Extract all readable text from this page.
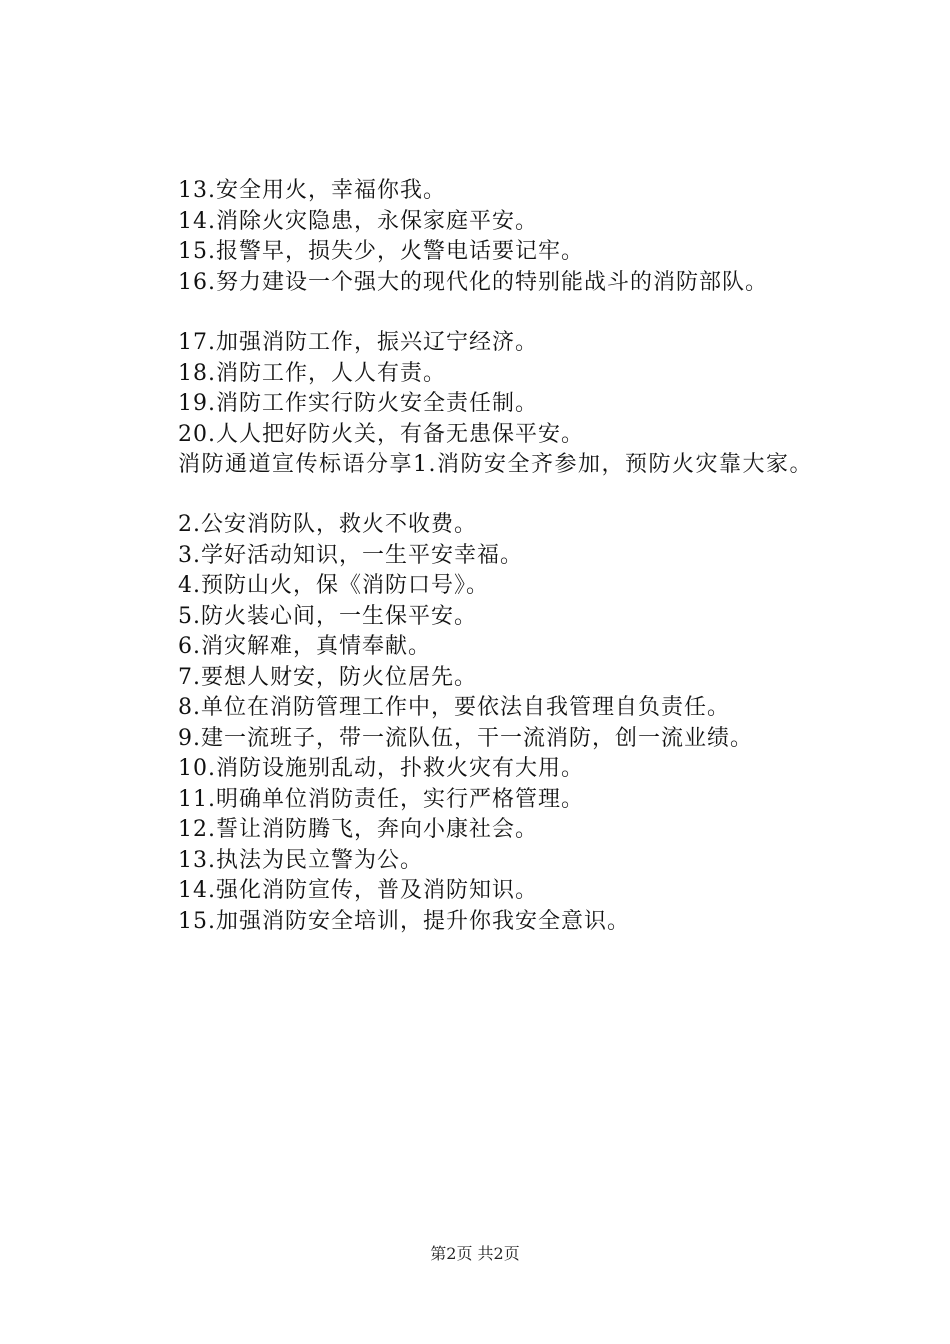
13.安全用火，幸福你我。
14.消除火灾隐患，永保家庭平安。
15.报警早，损失少，火警电话要记牢。
16.努力建设一个强大的现代化的特别能战斗的消防部队。
17.加强消防工作，振兴辽宁经济。
18.消防工作，人人有责。
19.消防工作实行防火安全责任制。
20.人人把好防火关，有备无患保平安。
消防通道宣传标语分享1.消防安全齐参加，预防火灾靠大家。
2.公安消防队，救火不收费。
3.学好活动知识，一生平安幸福。
4.预防山火，保《消防口号》。
5.防火装心间，一生保平安。
6.消灾解难，真情奉献。
7.要想人财安，防火位居先。
8.单位在消防管理工作中，要依法自我管理自负责任。
9.建一流班子，带一流队伍，干一流消防，创一流业绩。
10.消防设施别乱动，扑救火灾有大用。
11.明确单位消防责任，实行严格管理。
12.誓让消防腾飞，奔向小康社会。
13.执法为民立警为公。
14.强化消防宣传，普及消防知识。
15.加强消防安全培训，提升你我安全意识。
第2页 共2页
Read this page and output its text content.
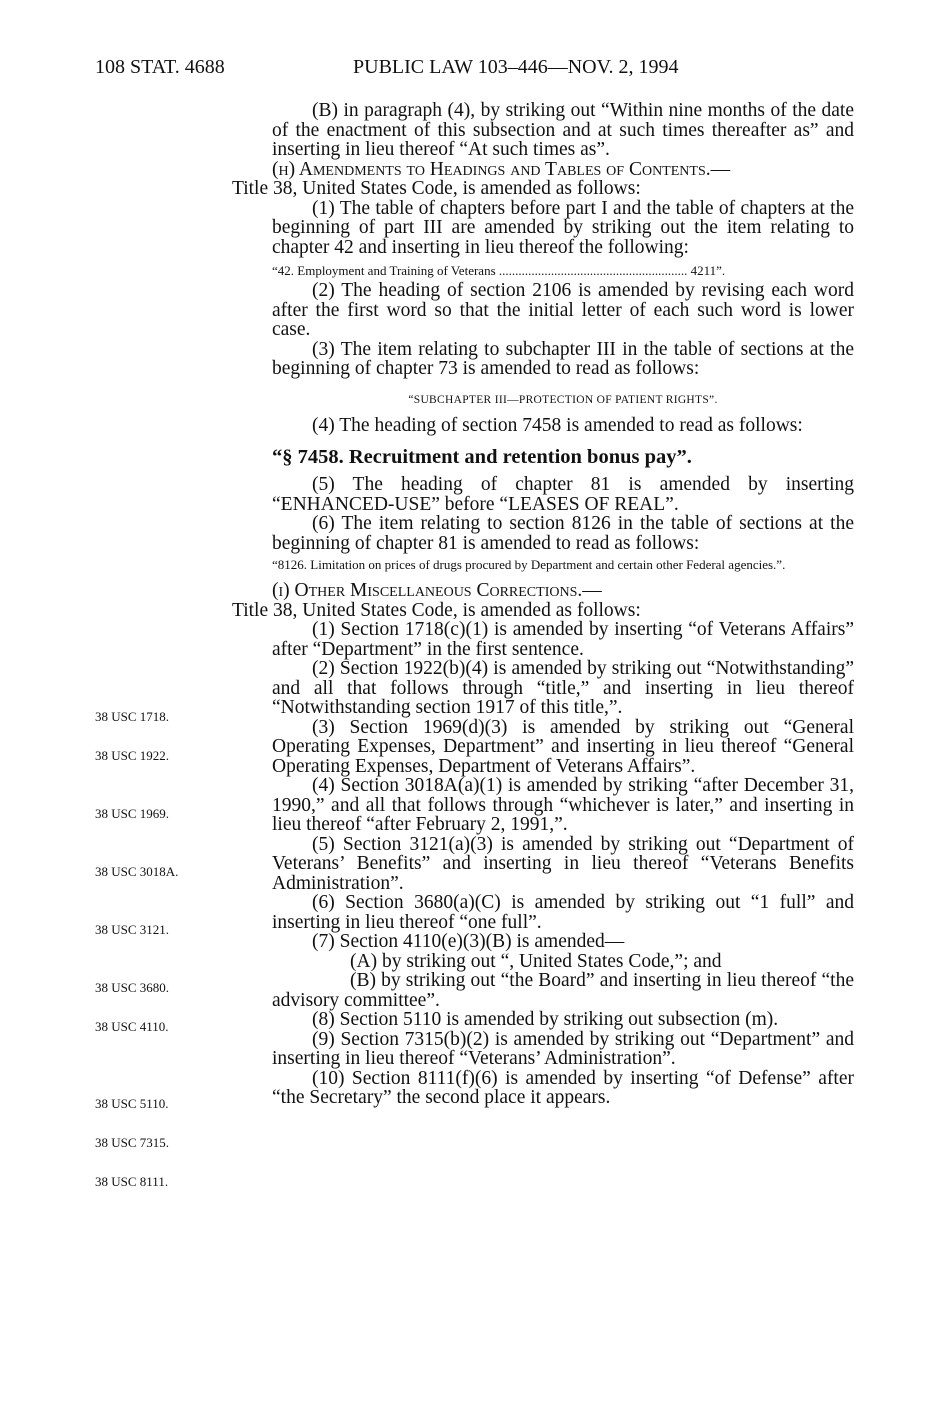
108 STAT. 4688	PUBLIC LAW 103–446—NOV. 2, 1994

(B) in paragraph (4), by striking out “Within nine months of the date of the enactment of this subsection and at such times thereafter as” and inserting in lieu thereof “At such times as”.

(h) Amendments to Headings and Tables of Contents.—

Title 38, United States Code, is amended as follows:

(1) The table of chapters before part I and the table of chapters at the beginning of part III are amended by striking out the item relating to chapter 42 and inserting in lieu thereof the following:

“42. Employment and Training of Veterans .......................................................... 4211”.

(2) The heading of section 2106 is amended by revising each word after the first word so that the initial letter of each such word is lower case.

(3) The item relating to subchapter III in the table of sections at the beginning of chapter 73 is amended to read as follows:

“SUBCHAPTER III—PROTECTION OF PATIENT RIGHTS”.

(4) The heading of section 7458 is amended to read as follows:

“§ 7458. Recruitment and retention bonus pay”.

(5) The heading of chapter 81 is amended by inserting “ENHANCED-USE” before “LEASES OF REAL”.

(6) The item relating to section 8126 in the table of sections at the beginning of chapter 81 is amended to read as follows:

“8126. Limitation on prices of drugs procured by Department and certain other Federal agencies.”.

(i) Other Miscellaneous Corrections.—

Title 38, United States Code, is amended as follows:

(1) Section 1718(c)(1) is amended by inserting “of Veterans Affairs” after “Department” in the first sentence.

(2) Section 1922(b)(4) is amended by striking out “Notwithstanding” and all that follows through “title,” and inserting in lieu thereof “Notwithstanding section 1917 of this title,”.

(3) Section 1969(d)(3) is amended by striking out “General Operating Expenses, Department” and inserting in lieu thereof “General Operating Expenses, Department of Veterans Affairs”.

(4) Section 3018A(a)(1) is amended by striking “after December 31, 1990,” and all that follows through “whichever is later,” and inserting in lieu thereof “after February 2, 1991,”.

(5) Section 3121(a)(3) is amended by striking out “Department of Veterans’ Benefits” and inserting in lieu thereof “Veterans Benefits Administration”.

(6) Section 3680(a)(C) is amended by striking out “1 full” and inserting in lieu thereof “one full”.

(7) Section 4110(e)(3)(B) is amended—

(A) by striking out “, United States Code,”; and

(B) by striking out “the Board” and inserting in lieu thereof “the advisory committee”.

(8) Section 5110 is amended by striking out subsection (m).

(9) Section 7315(b)(2) is amended by striking out “Department” and inserting in lieu thereof “Veterans’ Administration”.

(10) Section 8111(f)(6) is amended by inserting “of Defense” after “the Secretary” the second place it appears.

38 USC 1718.
38 USC 1922.
38 USC 1969.
38 USC 3018A.
38 USC 3121.
38 USC 3680.
38 USC 4110.
38 USC 5110.
38 USC 7315.
38 USC 8111.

● **What to work on**:
Scan the data above and copy every line with "sections" in it.

● **Complete answer**:
(3) The item relating to subchapter III in the table of sections at the beginning of chapter 73 is amended to read as follows:
(6) The item relating to section 8126 in the table of sections at the beginning of chapter 81 is amended to read as follows:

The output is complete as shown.